(Element and region data)
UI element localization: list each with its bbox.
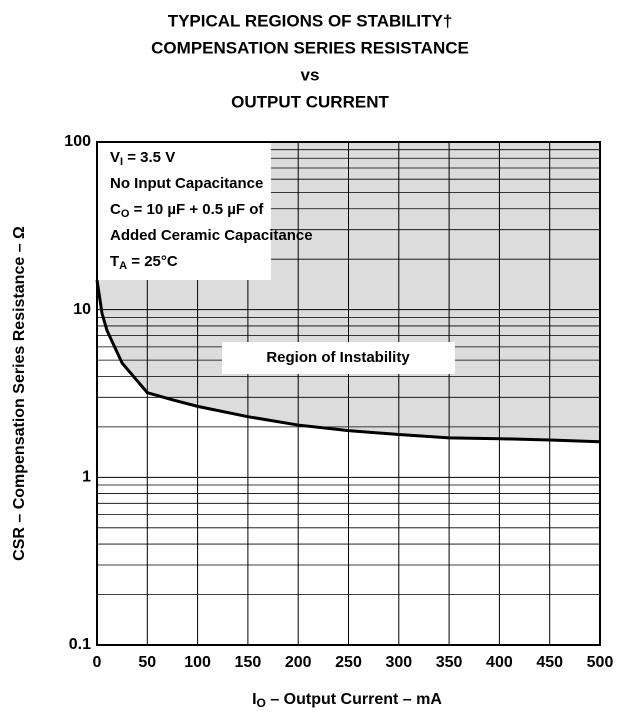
region-label-box	[222, 342, 455, 374]
x-tick-label: 500	[587, 654, 614, 671]
y-tick-label: 1	[82, 469, 91, 486]
x-axis-label-part: O	[257, 696, 266, 710]
annotation: TA = 25°C	[110, 253, 178, 272]
chart-title: vs	[301, 65, 320, 84]
plot-frame	[96, 141, 601, 646]
annotation-part: T	[110, 253, 119, 270]
annotation-box	[98, 143, 271, 280]
chart-title: OUTPUT CURRENT	[231, 92, 389, 111]
x-tick-label: 200	[285, 654, 312, 671]
annotation-part: No Input Capacitance	[110, 175, 263, 192]
line	[95, 279, 601, 444]
annotation: Added Ceramic Capacitance	[110, 227, 313, 244]
x-tick-label: 100	[184, 654, 211, 671]
x-tick-label: 50	[138, 654, 156, 671]
annotation: No Input Capacitance	[110, 175, 263, 192]
x-axis-label: IO – Output Current – mA	[252, 691, 442, 710]
annotation-part: = 10 µF + 0.5 µF of	[129, 201, 264, 218]
x-tick-label: 300	[385, 654, 412, 671]
y-tick-label: 0.1	[69, 636, 91, 653]
annotation-part: A	[119, 260, 127, 272]
chart-title: COMPENSATION SERIES RESISTANCE	[151, 38, 469, 57]
annotation-part: I	[120, 156, 123, 168]
x-tick-label: 350	[436, 654, 463, 671]
region-label: Region of Instability	[266, 349, 410, 366]
y-tick-label: 100	[64, 133, 91, 150]
annotation: CO = 10 µF + 0.5 µF of	[110, 201, 264, 220]
x-axis-label-part: – Output Current – mA	[266, 691, 442, 708]
annotation: VI = 3.5 V	[110, 149, 175, 168]
annotation-part: = 25°C	[127, 253, 178, 270]
annotation-part: V	[110, 149, 120, 166]
x-axis-label-part: I	[252, 691, 256, 708]
annotation-part: Added Ceramic Capacitance	[110, 227, 313, 244]
y-tick-label: 10	[73, 301, 91, 318]
annotation-part: O	[121, 208, 130, 220]
y-axis-label: CSR – Compensation Series Resistance – Ω	[11, 226, 28, 561]
annotation-part: = 3.5 V	[123, 149, 175, 166]
annotation-part: C	[110, 201, 121, 218]
x-tick-label: 250	[335, 654, 362, 671]
x-tick-label: 400	[486, 654, 513, 671]
x-tick-label: 450	[536, 654, 563, 671]
x-tick-label: 0	[93, 654, 102, 671]
x-tick-label: 150	[235, 654, 262, 671]
chart-title: TYPICAL REGIONS OF STABILITY†	[168, 11, 453, 30]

*What the task requires*: Render each line of the records above as a Markdown table with two columns, Row and Entry, numbering the rows and omitting blank lines. Leave the pictures out.

*Answer in full*:
| Row | Entry |
|---|---|
| 1 | UI element localization: list each with its bbox. |
| 2 | region-label-box	[222, 342, 455, 374] |
| 3 | x-tick-label: 500	[587, 654, 614, 671] |
| 4 | y-tick-label: 1	[82, 469, 91, 486] |
| 5 | x-axis-label-part: O	[257, 696, 266, 710] |
| 6 | annotation: TA = 25°C	[110, 253, 178, 272] |
| 7 | chart-title: vs	[301, 65, 320, 84] |
| 8 | plot-frame	[96, 141, 601, 646] |
| 9 | annotation-part: T	[110, 253, 119, 270] |
| 10 | annotation-box	[98, 143, 271, 280] |
| 11 | chart-title: OUTPUT CURRENT	[231, 92, 389, 111] |
| 12 | x-tick-label: 200	[285, 654, 312, 671] |
| 13 | annotation-part: No Input Capacitance	[110, 175, 263, 192] |
| 14 | line	[95, 279, 601, 444] |
| 15 | annotation: Added Ceramic Capacitance	[110, 227, 313, 244] |
| 16 | x-tick-label: 100	[184, 654, 211, 671] |
| 17 | x-tick-label: 50	[138, 654, 156, 671] |
| 18 | annotation: No Input Capacitance	[110, 175, 263, 192] |
| 19 | x-axis-label: IO – Output Current – mA	[252, 691, 442, 710] |
| 20 | annotation-part: = 10 µF + 0.5 µF of	[129, 201, 264, 218] |
| 21 | x-tick-label: 300	[385, 654, 412, 671] |
| 22 | y-tick-label: 0.1	[69, 636, 91, 653] |
| 23 | annotation-part: A	[119, 260, 127, 272] |
| 24 | chart-title: COMPENSATION SERIES RESISTANCE	[151, 38, 469, 57] |
| 25 | annotation-part: I	[120, 156, 123, 168] |
| 26 | x-tick-label: 350	[436, 654, 463, 671] |
| 27 | region-label: Region of Instability	[266, 349, 410, 366] |
| 28 | y-tick-label: 100	[64, 133, 91, 150] |
| 29 | annotation: CO = 10 µF + 0.5 µF of	[110, 201, 264, 220] |
| 30 | x-axis-label-part: – Output Current – mA	[266, 691, 442, 708] |
| 31 | annotation: VI = 3.5 V	[110, 149, 175, 168] |
| 32 | annotation-part: = 25°C	[127, 253, 178, 270] |
| 33 | annotation-part: V	[110, 149, 120, 166] |
| 34 | x-axis-label-part: I	[252, 691, 256, 708] |
| 35 | annotation-part: Added Ceramic Capacitance	[110, 227, 313, 244] |
| 36 | y-tick-label: 10	[73, 301, 91, 318] |
| 37 | annotation-part: O	[121, 208, 130, 220] |
| 38 | y-axis-label: CSR – Compensation Series Resistance – Ω	[11, 226, 28, 561] |
| 39 | annotation-part: = 3.5 V	[123, 149, 175, 166] |
| 40 | annotation-part: C	[110, 201, 121, 218] |
| 41 | x-tick-label: 250	[335, 654, 362, 671] |
| 42 | x-tick-label: 400	[486, 654, 513, 671] |
| 43 | x-tick-label: 450	[536, 654, 563, 671] |
| 44 | x-tick-label: 0	[93, 654, 102, 671] |
| 45 | x-tick-label: 150	[235, 654, 262, 671] |
| 46 | chart-title: TYPICAL REGIONS OF STABILITY†	[168, 11, 453, 30] |